[Lines of data]

::::

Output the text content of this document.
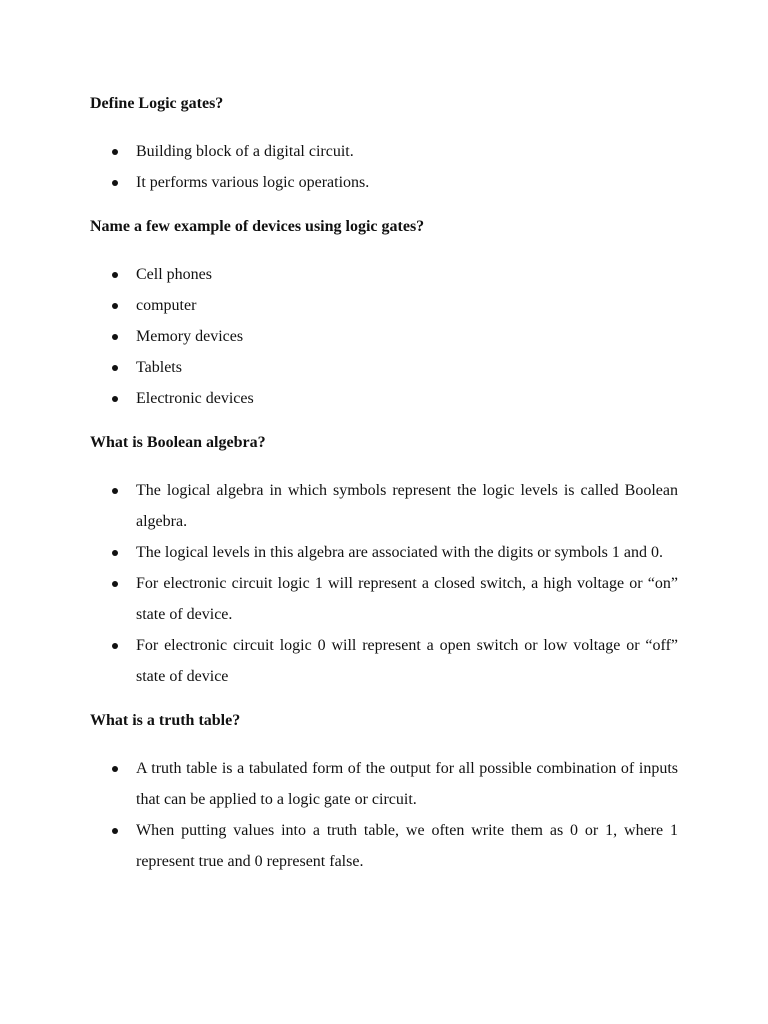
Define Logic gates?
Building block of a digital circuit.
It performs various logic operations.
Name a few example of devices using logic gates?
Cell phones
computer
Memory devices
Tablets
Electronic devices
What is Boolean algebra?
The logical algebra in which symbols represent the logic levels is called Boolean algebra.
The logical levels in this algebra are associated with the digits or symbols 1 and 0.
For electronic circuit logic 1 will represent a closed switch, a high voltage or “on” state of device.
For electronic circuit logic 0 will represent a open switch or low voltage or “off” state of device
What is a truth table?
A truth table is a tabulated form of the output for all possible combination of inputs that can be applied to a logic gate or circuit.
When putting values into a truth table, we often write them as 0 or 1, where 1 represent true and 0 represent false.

::::

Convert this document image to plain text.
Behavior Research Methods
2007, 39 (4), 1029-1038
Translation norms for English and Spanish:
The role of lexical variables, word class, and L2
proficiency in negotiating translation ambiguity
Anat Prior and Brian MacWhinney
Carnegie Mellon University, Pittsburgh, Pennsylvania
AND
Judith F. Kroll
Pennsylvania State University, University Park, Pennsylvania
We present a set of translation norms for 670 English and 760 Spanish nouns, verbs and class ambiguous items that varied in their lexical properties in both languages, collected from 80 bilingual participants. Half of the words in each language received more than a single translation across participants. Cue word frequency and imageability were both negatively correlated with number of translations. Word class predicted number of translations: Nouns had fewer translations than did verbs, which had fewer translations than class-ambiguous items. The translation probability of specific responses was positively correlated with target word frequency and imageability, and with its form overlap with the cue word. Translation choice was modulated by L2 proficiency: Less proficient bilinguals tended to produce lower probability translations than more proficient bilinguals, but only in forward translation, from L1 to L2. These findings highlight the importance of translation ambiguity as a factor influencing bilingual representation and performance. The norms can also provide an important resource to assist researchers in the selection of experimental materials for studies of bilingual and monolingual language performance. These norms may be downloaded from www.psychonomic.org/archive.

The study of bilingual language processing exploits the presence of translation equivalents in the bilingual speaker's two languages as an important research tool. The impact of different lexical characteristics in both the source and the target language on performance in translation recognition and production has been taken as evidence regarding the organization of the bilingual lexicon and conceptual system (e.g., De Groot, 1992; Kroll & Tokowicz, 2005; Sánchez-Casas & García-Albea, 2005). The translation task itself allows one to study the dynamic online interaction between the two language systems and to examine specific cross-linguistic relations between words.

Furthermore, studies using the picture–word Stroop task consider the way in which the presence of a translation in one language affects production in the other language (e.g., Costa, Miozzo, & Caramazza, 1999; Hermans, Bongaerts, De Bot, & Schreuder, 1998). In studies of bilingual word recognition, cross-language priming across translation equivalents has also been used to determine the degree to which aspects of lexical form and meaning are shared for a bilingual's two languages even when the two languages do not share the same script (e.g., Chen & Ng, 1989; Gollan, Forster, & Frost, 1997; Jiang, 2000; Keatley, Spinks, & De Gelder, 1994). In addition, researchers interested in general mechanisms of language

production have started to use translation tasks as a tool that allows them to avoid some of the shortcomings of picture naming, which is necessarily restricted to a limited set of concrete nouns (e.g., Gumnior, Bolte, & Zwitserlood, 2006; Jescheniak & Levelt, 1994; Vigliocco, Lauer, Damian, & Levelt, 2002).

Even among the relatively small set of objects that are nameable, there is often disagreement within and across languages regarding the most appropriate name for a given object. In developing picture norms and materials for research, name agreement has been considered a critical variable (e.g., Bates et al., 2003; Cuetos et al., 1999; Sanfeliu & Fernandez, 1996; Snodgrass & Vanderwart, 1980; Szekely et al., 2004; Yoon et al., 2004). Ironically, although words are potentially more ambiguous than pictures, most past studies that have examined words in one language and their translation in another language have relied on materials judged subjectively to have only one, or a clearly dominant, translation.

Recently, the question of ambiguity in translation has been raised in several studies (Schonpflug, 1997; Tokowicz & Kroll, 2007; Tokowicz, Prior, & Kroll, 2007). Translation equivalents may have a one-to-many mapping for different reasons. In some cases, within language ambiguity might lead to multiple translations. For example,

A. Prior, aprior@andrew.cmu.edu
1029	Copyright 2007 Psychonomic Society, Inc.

::::

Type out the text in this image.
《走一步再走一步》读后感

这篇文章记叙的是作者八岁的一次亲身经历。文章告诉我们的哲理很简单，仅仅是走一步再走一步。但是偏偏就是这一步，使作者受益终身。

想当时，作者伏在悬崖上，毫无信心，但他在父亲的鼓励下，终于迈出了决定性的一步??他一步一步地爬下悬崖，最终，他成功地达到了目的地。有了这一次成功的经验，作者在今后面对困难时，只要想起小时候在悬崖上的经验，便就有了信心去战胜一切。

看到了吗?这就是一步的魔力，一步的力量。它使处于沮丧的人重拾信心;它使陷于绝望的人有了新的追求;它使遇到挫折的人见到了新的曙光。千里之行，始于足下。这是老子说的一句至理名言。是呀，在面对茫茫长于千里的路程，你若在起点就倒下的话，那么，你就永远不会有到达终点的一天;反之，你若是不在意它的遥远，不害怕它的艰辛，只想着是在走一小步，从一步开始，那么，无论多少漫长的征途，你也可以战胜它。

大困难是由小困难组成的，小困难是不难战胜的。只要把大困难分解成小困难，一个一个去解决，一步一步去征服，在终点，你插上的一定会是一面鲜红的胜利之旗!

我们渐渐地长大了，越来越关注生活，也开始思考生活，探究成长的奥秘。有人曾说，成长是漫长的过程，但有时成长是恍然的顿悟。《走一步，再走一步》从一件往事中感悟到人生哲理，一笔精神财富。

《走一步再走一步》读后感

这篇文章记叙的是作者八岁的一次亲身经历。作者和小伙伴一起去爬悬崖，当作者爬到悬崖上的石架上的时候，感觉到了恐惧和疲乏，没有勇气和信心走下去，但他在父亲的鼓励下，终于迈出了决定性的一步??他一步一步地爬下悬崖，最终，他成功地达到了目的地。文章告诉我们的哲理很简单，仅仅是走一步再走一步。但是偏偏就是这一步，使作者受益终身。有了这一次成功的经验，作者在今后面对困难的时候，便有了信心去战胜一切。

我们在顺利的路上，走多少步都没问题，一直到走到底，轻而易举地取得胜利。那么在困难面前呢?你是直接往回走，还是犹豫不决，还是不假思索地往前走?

::::

→ To be done: Using the listing, collect all lines in which the string "University" is found.

→ Correct output:
Carnegie Mellon University, Pittsburgh, Pennsylvania
Pennsylvania State University, University Park, Pennsylvania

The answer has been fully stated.